Reading text =>
The European Vega-C carrier rocket, designed and manufactured in Italy, lift off from the European space port of Kourou, French Guyana.

13 July 2022

A maiden flight by the book for Vega-C. The European carrier rocket, designed and manufactured in Italy, departed on July 13th, at 3:13 PM Italian time, from the ESA space port of Kourou, French Guyana. Aboard, there were the Italian Space Agency satellite for geodetic studies, LARES2, and six CubeSats, including Astrobio and Greencube, which were manufactured for the ASI by the National Institute for Astrophysics (INAF) and the Sapienza University of Rome. The ASI is the main contributor, in the context of the ESA, for the development of the Vega carrier rocket, manufactured by AVIO in the Italian plant of Colleferro. The mission lasted about two hours and fifteen minutes, from the liftoff to the moment of release of the payloads and the burn of the fourth stage of the carrier rocket, AVUM.

«With the success of the maiden flight of Vega-C – said the president of the ASI, Giorgio Saccoccia – Europe equips itself with the first of a new generation of more efficient and flexible carrier rockets, in order to best satisfy the needs of the commercial and institutional market for satellites, which is more and more challenging at the international level. At the same time, Italy, which is heading a European supply chain in the context of the ESA, for the Vega program, enhances even more its positioning in the field of space transport thanks, in particular, to its own industry guided by the first contractor of Vega-C, Avio. Finally, this is a double success for the ASI and for Italy, since they have put the LARES2 satellite into orbit. This is something that had been keenly awaited by the scientific community of fundamental physics, another sector of excellence of our country».

Vega-C increases the performance and competitiveness of its Vega predecessor, with an enhanced first (P120C, in common with Arian 6), second (Zefiro 40) and forth stage (AVUM+). Furthermore, the carrier rocket has a higher load capacity, ranging from 1.5 to nearly 2.2 tons in the polar orbit. The higher stage, AVUM+, has a higher liquid propellant capacity and is capable of putting into orbit, in different orbits, several useful loads in the same mission, depending on the market needs and to allow longer operating times in space and more extended missions.

Task brief => Please extend the article on the Vega-C maiden flight, picking up after its final sentence. The listing after this article has nothing to do with it.

Saved entries
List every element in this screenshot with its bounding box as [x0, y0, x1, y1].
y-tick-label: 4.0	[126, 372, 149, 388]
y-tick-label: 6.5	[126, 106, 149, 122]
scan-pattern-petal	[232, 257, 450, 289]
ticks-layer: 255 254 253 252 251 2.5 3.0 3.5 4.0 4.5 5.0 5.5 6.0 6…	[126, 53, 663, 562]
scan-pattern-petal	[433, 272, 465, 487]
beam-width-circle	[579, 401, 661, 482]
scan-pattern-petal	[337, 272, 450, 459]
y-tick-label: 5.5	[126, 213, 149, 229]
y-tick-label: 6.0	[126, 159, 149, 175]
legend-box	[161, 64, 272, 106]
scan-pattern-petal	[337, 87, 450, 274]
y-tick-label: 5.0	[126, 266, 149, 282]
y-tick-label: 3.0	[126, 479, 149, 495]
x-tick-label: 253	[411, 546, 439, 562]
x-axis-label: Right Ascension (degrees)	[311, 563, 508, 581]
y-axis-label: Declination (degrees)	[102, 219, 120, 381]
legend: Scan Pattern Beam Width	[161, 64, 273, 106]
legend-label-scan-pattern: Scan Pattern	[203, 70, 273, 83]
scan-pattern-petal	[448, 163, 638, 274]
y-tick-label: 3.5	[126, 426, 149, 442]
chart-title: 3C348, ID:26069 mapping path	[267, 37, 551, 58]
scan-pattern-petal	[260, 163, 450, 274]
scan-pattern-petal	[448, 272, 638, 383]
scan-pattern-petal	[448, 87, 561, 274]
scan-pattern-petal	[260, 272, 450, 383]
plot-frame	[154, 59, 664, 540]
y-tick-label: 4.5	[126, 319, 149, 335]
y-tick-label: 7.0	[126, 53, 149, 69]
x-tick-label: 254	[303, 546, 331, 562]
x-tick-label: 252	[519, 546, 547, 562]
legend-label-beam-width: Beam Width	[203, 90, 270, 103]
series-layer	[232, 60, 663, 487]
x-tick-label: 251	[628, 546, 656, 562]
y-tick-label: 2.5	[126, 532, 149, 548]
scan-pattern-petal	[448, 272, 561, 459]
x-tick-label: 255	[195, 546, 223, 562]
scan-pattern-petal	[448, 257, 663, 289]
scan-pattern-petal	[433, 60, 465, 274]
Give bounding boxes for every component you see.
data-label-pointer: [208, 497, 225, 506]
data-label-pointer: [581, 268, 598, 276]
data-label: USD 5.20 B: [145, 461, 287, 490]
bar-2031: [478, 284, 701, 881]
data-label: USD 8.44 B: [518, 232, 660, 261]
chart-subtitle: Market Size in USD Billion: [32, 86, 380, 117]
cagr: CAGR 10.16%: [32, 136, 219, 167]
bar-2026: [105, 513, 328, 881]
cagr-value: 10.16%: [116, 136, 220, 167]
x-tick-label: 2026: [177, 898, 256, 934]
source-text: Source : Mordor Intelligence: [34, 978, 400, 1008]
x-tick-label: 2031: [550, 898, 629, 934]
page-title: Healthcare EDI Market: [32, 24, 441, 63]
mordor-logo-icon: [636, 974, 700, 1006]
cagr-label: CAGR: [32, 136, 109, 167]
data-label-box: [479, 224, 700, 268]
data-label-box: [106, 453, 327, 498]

Written answer =>
The main useful load, LARES2, is an Italian Space Agency scientific satellite, manufactured by the National Institute for Nuclear Physics (INFN) on a project by the researchers from the Fermi Research Centre and the Sapienza University of Rome, for which the company OHB Italia produced the release system. The mission is aimed at measuring, with even more accuracy, the so-called frame-dragging effect, a space-time distortion caused by the rotation of a massive body, such as Earth, as provided by Einstein’s theory of general relativity. Its predecessor, LARES, was in 2012 the main useful load of the Vega maiden flight which, in turn, was the predecessor of Vega-C.

For its maiden flight, Vega-C released into orbit six CubeSats selected by the European Space Agency and manufactured by European universities and research centres, including the Italian Astrobio (manufactured by the INAF, the Sapienza University of Rome and the School of Aerospace Engineering of the Sapienza University of Rome), a CubeSat which hosts a miniaturized laboratory based on an innovative technology, which will autonomously conduct bioanalytical experiments in space, with a set of potential applications in planetary exploration missions, both human and robotic: GreenCube (manufactured by the Sapienza University of Rome), promoted and guided in the development by the ASI, and Alpha by ArcaDynamics. The three other CubeSats are: Trisat-R, from the University of Maribor (Slovenia), and MTCube-2 and Celesta, both from the University of Montpellier (France).